Happy March 1st!
The Glorious Tiredness
“How do you like being a mommy?”
I was face-down on a massage table for the first time in over a year. Both being face-down and on a massage table, a strange sensation, since there was not a baby bump between me and the bed. My knee-jerk reaction was to say, “It’s good”, or “it’s fine” but being a mommy is more than fine, and better than good, but to say “It’s great” didn’t feel quite right either. So I said, “I like it.” The massage therapist seemed to accept this as an answer and continued to knead out the knots in my upper back, accumulated from seven weeks of hunching over my newborn, breastfeeding her, studying her every mood, and somehow shielding her from whatever nastiness existed in the world.
The truth is, I’ve watched the sunrise on Mount Kinabalu and snorkeled the depths of the Great Barrier Reef. I’ve sat on the white sand beaches of Phu Quoc Island and sailed through the icy blue wonders of Glacier Bay. I’ve driven along the wild coast on the Pacific Highway and stood at the end of the world in Montauk. And after all of that, being a mommy is the most glorious and tiring thing I’ve ever done.
But that is too much to say to my massage therapist when my face was squished in the pillow.
I’ve managed many a meditation on a massage table, ruminating freely before I inevitably drifted off to sleep. Before pregnancy, I got a massage every couple of months if I could, (I think) one of the only acts of self-care I’d (pay to) indulge in. There’s something about someone else finding the tightness in each sinew and releasing it that maybe validates my existence. For nine months after my miscarriage, I refused any massage. I think I was scared because I didn’t want any kind of pressure or positioning to harm my baby. But also maybe part of it was punishment I felt I’d deserved. My wife finally scheduled me for two prenatal massages at a center that specialized in such things. I arrived at my appointment with trepidation, but, at nine months pregnant, I was: a) feeling slightly reassured that my baby was okay, whatwith all the frequent ultrasound and fetal heart rate monitoring, and b) feeling like I would try anything for relief, and some rest, after months of tossing and turning from side to side in my sleep. Those two massages went pretty well, so my wife gave me this postnatal massage at the same center as a birthday present. Which is how I ended up face-down, considering how I liked being a mommy.
I will say one thing. A postnatal massage should be a necessary component of postpartum care. It should be weekly or biweekly, and covered by insurance. A massage addresses both the physical and mental exhaustion of the fourth trimester. I’ve been writing and thinking a lot about how our healthcare system fails mothers in this postpartum period, and I think getting mothers a massage once in a while might be part of my endgame.
================================
Set of tasks |
• 1. In the essay on motherhood, how many weeks of hunching over the newborn had produced the knots in the writer's upper back?
• 2. Condense the paragraph of the essay on motherhood that begins "I will say one thing." into two sentences, keeping its main points.

Document structure recognition data
================================
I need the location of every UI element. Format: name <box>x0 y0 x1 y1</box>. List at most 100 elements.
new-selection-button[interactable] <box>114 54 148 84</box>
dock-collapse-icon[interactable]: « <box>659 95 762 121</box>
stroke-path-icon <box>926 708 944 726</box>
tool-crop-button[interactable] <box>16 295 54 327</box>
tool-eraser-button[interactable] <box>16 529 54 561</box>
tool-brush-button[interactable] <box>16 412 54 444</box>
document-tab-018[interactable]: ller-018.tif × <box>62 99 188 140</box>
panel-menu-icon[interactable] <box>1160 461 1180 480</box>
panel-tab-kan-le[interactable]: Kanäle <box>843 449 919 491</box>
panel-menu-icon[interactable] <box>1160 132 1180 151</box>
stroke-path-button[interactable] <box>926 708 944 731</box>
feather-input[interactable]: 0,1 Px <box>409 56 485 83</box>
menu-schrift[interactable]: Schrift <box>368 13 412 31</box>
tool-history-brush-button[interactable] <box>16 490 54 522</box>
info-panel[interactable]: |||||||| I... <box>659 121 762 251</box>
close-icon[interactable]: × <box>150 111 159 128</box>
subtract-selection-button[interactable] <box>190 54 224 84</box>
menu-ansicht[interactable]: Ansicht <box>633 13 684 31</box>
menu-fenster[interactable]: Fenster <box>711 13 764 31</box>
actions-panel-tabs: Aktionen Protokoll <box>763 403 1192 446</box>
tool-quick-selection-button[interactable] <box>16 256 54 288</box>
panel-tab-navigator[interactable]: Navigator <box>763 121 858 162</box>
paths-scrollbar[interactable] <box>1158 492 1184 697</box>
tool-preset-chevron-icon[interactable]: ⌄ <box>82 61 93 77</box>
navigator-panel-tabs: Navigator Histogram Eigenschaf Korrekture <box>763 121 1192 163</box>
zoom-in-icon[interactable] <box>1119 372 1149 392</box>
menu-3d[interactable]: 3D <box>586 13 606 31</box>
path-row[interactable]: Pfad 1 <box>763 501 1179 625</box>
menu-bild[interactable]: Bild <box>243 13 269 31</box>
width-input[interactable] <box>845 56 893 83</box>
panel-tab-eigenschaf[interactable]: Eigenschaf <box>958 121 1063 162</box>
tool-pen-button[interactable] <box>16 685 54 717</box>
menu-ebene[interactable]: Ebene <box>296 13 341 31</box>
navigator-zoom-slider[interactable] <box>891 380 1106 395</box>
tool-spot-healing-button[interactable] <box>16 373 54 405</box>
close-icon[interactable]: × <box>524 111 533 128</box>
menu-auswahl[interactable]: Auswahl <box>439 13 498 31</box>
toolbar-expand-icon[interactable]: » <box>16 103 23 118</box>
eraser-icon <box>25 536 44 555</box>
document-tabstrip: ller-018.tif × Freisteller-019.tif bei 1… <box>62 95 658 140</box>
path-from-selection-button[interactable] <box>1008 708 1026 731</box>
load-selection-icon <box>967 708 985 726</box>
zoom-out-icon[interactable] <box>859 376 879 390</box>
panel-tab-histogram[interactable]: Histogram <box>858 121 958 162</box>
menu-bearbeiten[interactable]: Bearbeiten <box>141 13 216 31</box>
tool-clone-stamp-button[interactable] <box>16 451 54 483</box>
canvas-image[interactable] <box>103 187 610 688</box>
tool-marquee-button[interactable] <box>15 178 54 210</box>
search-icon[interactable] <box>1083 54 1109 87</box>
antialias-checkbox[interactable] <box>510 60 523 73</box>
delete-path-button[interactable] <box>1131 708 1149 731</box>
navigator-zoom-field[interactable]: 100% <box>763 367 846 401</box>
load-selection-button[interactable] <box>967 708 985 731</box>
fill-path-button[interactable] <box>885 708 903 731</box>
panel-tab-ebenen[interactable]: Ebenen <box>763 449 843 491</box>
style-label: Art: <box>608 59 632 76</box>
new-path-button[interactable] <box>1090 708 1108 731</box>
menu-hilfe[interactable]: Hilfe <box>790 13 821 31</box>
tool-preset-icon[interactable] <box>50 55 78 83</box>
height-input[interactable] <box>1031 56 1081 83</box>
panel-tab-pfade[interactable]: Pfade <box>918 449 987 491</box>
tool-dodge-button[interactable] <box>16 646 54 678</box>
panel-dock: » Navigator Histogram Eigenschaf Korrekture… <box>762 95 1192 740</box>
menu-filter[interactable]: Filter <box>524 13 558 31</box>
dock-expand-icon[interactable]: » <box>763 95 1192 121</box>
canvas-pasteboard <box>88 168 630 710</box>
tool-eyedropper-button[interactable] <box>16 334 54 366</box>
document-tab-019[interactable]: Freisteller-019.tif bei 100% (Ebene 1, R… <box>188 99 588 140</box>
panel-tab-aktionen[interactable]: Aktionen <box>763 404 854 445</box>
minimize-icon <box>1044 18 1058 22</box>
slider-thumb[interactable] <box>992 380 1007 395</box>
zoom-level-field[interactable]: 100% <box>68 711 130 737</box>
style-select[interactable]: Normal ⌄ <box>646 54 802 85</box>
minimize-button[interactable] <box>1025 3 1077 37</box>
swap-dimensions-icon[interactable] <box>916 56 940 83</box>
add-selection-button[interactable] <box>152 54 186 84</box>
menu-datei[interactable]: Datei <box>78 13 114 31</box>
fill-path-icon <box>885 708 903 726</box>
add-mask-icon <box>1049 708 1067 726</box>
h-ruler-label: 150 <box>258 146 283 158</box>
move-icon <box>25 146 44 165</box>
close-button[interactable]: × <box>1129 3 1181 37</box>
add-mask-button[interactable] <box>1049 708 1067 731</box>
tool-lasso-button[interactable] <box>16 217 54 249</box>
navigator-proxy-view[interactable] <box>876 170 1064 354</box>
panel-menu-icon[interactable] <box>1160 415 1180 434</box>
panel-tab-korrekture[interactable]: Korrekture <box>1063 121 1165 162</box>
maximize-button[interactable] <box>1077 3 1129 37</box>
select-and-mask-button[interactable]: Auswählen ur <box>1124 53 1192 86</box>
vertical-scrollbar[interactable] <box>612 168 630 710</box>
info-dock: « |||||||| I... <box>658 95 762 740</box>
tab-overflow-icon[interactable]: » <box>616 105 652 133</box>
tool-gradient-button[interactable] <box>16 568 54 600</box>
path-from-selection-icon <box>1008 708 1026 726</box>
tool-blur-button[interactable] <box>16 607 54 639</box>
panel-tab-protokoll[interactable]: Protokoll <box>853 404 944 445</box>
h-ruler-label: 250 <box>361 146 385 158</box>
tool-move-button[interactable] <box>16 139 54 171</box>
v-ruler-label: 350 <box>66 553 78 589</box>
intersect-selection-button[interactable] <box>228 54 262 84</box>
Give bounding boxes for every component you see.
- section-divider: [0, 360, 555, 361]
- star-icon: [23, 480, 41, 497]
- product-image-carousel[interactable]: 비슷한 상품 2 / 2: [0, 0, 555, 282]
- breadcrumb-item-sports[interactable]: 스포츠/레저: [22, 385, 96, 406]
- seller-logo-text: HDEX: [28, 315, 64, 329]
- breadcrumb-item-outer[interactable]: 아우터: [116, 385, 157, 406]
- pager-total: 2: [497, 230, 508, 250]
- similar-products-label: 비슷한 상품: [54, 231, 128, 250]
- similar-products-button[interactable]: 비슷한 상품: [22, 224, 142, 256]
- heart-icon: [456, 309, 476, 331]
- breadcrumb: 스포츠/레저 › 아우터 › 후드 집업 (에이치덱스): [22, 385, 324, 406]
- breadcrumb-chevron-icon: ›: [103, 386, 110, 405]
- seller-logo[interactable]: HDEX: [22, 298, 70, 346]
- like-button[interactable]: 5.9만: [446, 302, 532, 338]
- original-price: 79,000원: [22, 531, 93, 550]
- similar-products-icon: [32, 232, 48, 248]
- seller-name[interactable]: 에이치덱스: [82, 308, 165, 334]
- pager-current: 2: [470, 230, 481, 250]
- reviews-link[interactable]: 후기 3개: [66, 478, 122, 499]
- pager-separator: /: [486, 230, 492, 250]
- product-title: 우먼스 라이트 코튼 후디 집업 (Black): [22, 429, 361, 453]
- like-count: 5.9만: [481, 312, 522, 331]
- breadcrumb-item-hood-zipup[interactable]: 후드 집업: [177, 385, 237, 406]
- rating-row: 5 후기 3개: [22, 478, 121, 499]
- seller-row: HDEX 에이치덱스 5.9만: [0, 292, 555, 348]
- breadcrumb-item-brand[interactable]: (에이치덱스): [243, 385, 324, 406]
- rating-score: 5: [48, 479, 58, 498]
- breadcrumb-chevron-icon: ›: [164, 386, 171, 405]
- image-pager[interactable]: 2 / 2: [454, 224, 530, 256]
================================
Answers per task |
• 1. Seven weeks.

• 2. Postnatal massage should be a necessary part of postpartum care, given weekly or biweekly and covered by insurance, because it addresses both the physical and mental exhaustion of the fourth trimester. Having written and thought a lot about how the healthcare system fails mothers after birth, the writer sees getting mothers an occasional massage as possibly part of an ultimate goal.